(Stored data)

::::

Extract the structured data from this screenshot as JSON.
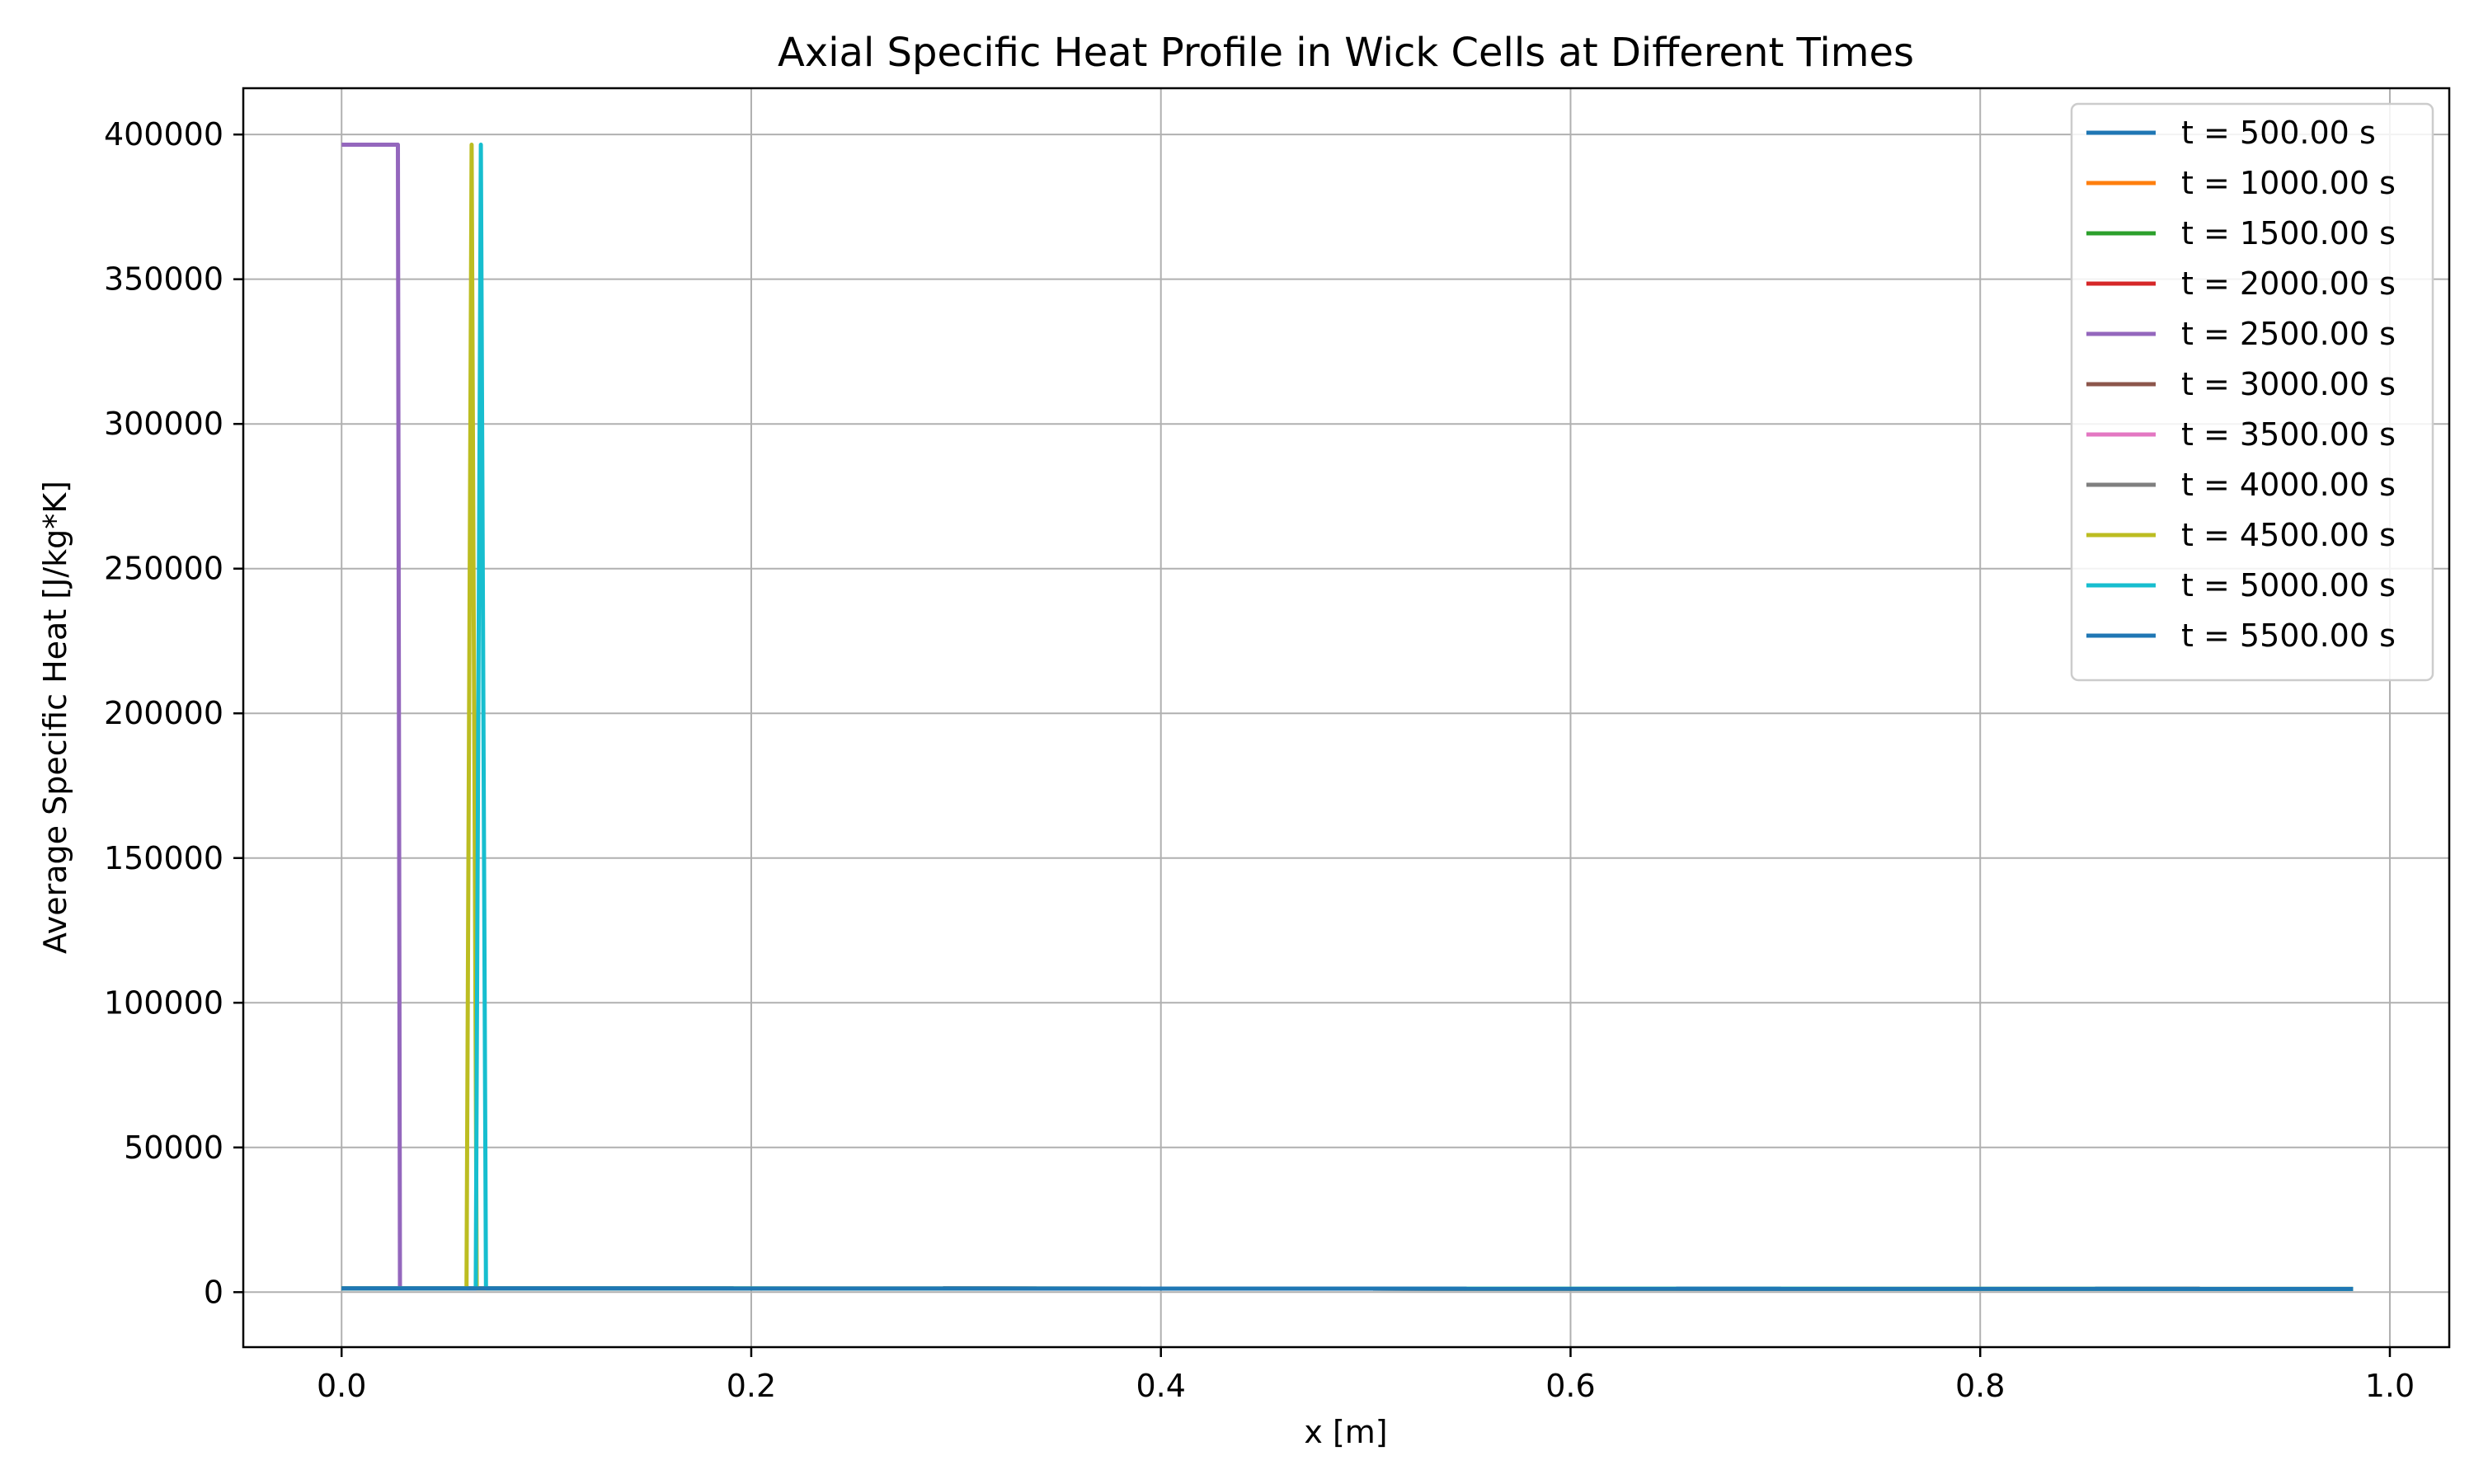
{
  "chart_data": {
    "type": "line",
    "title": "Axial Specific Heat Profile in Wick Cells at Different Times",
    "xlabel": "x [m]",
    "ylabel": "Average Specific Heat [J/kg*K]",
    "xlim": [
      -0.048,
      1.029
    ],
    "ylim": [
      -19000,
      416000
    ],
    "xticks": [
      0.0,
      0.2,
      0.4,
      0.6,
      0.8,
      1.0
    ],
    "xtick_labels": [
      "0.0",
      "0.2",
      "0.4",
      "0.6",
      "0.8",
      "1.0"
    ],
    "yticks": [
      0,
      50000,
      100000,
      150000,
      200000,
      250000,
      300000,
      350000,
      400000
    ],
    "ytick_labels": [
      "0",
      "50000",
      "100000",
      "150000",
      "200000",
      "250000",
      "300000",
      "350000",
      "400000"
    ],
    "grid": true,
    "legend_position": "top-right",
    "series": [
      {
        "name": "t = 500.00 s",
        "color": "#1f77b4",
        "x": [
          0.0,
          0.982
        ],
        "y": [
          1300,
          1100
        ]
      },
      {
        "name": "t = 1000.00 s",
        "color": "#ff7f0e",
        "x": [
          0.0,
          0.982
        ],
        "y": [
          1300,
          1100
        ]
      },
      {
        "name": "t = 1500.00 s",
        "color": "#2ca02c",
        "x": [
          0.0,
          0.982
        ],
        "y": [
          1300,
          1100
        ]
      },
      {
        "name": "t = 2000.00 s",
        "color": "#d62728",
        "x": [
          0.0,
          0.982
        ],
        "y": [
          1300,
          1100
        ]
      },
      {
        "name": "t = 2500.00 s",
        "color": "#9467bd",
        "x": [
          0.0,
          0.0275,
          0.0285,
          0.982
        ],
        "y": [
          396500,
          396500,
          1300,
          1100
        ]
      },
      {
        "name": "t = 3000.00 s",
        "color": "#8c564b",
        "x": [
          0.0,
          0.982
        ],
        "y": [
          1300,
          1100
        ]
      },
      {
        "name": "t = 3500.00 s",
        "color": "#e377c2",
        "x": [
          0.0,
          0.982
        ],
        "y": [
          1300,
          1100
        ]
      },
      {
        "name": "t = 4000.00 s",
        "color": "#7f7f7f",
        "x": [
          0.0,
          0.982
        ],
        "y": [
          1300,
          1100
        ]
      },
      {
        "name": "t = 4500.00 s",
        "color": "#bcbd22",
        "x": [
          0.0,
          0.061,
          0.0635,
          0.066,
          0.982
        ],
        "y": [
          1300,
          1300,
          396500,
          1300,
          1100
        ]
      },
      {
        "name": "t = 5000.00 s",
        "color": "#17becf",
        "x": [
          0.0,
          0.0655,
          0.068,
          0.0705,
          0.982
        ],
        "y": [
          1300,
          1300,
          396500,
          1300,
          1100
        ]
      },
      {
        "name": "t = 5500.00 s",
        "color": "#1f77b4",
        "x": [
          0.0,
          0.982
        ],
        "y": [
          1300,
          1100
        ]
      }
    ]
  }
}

::::

Return all lines of the data in which the string "name" appears.

## Task solution
        "name": "t = 500.00 s",
        "name": "t = 1000.00 s",
        "name": "t = 1500.00 s",
        "name": "t = 2000.00 s",
        "name": "t = 2500.00 s",
        "name": "t = 3000.00 s",
        "name": "t = 3500.00 s",
        "name": "t = 4000.00 s",
        "name": "t = 4500.00 s",
        "name": "t = 5000.00 s",
        "name": "t = 5500.00 s",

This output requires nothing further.